## PROBLEM STATEMENT
In the entries below, count every line containing "Coinsurance". Reply with the number alone.

• • •

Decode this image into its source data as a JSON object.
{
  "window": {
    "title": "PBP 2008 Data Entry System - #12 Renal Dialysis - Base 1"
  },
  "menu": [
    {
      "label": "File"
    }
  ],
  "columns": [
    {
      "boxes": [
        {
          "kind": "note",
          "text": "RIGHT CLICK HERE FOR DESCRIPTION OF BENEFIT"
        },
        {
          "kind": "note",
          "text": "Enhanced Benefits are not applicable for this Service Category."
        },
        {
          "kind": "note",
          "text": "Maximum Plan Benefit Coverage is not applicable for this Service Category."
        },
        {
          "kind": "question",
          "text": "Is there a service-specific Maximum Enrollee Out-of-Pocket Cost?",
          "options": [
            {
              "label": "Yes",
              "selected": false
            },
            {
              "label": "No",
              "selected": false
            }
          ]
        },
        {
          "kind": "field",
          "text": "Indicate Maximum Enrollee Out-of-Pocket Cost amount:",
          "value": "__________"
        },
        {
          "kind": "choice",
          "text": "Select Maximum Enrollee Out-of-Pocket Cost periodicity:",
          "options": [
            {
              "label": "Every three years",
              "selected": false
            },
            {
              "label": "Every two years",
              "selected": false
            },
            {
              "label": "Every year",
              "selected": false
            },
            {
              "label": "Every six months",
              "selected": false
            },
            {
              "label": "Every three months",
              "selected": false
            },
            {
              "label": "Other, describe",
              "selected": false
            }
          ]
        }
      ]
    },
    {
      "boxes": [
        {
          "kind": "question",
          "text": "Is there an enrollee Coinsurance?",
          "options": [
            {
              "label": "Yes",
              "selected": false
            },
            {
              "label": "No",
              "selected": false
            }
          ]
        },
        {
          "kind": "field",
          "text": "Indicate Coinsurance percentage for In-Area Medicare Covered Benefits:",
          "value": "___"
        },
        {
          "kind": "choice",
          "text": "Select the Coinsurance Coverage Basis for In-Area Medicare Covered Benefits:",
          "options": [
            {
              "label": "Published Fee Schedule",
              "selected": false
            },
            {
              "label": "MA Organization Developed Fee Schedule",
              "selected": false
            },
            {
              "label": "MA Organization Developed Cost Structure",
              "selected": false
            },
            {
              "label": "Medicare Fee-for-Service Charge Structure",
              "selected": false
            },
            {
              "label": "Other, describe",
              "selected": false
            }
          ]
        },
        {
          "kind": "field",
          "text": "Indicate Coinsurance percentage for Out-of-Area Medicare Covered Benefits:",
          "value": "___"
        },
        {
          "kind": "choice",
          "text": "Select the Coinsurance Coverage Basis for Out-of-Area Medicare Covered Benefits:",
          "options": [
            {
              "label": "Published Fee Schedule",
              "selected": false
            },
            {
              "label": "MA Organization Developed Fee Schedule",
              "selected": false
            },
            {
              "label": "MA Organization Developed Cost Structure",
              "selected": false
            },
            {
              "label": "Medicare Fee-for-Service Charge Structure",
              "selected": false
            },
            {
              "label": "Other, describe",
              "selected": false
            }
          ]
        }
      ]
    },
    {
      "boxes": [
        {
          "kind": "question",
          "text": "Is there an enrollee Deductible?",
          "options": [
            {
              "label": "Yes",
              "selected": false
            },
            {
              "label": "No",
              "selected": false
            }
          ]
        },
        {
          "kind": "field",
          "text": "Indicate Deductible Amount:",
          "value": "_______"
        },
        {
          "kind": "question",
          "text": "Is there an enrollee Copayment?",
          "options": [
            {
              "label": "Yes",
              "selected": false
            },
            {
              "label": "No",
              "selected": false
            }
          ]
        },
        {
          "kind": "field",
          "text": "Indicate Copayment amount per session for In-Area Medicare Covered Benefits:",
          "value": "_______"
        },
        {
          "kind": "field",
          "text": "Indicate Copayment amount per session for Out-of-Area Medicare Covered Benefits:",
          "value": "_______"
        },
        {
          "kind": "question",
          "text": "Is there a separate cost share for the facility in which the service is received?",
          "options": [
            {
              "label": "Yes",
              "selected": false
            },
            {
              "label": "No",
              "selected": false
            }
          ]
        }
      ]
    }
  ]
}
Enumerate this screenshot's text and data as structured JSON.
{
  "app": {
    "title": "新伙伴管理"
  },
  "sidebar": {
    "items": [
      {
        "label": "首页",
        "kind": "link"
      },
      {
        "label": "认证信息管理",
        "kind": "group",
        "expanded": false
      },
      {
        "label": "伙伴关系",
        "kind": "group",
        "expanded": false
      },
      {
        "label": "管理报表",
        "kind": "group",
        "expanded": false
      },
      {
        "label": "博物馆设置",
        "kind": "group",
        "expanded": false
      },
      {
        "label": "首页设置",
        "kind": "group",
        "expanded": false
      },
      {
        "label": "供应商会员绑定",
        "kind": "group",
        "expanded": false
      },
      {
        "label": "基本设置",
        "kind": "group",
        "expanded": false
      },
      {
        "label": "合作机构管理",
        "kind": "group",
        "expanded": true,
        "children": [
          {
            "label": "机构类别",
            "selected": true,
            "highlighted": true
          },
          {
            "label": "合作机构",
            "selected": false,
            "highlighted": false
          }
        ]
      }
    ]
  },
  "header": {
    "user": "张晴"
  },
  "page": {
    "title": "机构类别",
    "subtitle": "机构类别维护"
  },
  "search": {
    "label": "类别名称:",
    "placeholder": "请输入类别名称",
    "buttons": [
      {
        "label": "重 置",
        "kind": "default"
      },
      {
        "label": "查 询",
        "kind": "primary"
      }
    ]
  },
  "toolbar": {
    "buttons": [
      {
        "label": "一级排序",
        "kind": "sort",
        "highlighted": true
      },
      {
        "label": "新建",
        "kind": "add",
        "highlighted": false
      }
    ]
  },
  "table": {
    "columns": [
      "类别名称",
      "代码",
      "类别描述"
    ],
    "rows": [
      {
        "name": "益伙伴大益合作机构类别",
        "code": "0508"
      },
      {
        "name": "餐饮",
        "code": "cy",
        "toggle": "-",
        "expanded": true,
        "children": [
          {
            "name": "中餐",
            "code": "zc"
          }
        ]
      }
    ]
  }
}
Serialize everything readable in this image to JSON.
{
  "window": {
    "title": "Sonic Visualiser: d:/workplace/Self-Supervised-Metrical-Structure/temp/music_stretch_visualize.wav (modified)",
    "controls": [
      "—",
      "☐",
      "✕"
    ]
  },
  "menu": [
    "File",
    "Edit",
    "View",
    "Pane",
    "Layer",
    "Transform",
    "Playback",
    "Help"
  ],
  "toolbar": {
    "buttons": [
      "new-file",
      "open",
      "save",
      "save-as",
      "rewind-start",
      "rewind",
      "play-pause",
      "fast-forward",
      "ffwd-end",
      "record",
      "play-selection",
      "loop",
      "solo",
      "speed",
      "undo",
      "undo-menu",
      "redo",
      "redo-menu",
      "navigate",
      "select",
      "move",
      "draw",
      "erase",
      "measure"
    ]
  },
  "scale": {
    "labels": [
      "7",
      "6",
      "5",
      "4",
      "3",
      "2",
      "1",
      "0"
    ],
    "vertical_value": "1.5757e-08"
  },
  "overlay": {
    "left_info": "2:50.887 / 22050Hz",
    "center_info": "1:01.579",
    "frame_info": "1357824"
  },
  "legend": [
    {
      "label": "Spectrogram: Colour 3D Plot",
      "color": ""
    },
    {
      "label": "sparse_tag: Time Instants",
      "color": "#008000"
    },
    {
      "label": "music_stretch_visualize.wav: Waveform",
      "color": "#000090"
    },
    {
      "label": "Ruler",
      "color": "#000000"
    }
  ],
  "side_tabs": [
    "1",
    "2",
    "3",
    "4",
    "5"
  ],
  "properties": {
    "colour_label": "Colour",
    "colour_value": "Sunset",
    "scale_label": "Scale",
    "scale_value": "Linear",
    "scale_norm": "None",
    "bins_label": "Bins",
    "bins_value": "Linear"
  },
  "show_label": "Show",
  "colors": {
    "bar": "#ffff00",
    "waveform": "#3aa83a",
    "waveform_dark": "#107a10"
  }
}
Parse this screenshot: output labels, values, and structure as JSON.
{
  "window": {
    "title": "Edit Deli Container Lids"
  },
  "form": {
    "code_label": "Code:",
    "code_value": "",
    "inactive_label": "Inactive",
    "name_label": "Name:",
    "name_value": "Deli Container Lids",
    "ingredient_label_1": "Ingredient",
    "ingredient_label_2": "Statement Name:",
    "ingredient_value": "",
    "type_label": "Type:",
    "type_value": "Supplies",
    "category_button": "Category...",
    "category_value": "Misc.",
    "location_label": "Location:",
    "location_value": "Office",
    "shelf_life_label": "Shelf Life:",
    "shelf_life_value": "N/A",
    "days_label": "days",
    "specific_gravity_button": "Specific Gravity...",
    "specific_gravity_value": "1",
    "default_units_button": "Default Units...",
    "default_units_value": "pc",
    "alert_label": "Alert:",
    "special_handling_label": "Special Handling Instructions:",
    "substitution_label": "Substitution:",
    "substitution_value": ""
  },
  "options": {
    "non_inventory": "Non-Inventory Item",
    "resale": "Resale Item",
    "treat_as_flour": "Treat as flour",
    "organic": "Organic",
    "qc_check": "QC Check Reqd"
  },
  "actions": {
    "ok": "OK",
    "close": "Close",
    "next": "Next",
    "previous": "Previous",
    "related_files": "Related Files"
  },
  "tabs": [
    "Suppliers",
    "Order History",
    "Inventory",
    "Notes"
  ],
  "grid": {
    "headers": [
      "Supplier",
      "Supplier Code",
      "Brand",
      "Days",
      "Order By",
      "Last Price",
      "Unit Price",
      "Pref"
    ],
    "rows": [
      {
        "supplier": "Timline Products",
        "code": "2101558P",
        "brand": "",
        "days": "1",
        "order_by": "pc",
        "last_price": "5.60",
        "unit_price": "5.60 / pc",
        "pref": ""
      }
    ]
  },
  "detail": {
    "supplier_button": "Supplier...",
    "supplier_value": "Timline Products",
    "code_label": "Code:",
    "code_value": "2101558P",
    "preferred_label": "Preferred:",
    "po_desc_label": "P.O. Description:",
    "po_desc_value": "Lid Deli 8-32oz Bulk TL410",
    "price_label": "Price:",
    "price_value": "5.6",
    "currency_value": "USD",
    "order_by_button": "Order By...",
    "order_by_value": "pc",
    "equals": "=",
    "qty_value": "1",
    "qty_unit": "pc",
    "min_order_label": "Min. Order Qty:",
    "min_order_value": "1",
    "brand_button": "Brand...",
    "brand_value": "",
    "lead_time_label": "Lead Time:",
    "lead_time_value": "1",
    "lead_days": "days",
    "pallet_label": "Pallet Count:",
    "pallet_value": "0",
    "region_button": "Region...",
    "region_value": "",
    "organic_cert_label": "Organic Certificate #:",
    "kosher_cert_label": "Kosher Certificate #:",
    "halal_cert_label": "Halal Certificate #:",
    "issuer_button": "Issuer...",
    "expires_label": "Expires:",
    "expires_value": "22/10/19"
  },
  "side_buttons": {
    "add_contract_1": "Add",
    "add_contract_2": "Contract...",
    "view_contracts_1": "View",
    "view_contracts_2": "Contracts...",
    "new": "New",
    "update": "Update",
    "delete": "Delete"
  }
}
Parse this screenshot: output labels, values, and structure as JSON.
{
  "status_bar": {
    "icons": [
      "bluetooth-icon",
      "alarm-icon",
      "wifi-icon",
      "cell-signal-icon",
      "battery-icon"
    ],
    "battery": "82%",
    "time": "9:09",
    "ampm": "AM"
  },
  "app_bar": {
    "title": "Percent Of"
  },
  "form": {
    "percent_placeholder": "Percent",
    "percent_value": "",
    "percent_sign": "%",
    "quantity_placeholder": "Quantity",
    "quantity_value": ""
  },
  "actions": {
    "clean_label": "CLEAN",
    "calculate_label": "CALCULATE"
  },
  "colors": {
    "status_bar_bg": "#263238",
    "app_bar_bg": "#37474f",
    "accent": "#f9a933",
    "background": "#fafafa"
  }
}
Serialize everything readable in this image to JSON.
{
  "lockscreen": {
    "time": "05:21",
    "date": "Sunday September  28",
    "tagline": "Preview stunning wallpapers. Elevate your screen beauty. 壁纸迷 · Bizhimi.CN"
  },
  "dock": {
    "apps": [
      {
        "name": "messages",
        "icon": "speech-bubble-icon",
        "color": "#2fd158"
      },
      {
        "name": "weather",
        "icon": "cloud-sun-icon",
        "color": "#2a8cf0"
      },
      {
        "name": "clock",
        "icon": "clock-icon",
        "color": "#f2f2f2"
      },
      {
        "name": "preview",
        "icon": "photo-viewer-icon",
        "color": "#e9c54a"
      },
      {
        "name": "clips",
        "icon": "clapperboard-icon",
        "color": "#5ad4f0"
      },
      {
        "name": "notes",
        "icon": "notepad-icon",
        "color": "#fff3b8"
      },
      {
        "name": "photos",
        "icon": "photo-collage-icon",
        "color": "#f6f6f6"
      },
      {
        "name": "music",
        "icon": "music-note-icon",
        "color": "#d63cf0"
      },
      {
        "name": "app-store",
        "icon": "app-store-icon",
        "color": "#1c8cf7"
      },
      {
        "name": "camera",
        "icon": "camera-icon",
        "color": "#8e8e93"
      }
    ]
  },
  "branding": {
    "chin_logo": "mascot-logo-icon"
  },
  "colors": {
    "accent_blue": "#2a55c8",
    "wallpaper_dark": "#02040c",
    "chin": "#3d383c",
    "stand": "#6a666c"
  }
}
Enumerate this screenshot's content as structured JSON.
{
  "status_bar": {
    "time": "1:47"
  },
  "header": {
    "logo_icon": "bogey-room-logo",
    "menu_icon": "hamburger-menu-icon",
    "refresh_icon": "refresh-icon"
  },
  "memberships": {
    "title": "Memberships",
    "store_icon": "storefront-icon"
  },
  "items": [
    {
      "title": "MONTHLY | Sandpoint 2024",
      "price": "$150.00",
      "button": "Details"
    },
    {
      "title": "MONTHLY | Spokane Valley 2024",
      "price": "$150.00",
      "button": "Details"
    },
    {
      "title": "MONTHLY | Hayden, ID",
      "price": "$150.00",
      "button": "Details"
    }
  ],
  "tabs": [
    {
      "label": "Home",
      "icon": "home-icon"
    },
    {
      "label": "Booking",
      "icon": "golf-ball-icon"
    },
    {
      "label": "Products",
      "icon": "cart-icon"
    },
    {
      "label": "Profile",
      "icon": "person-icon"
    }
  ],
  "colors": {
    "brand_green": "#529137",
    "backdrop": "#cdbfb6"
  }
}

• • •

## ANSWER TO THIS PROBLEM
5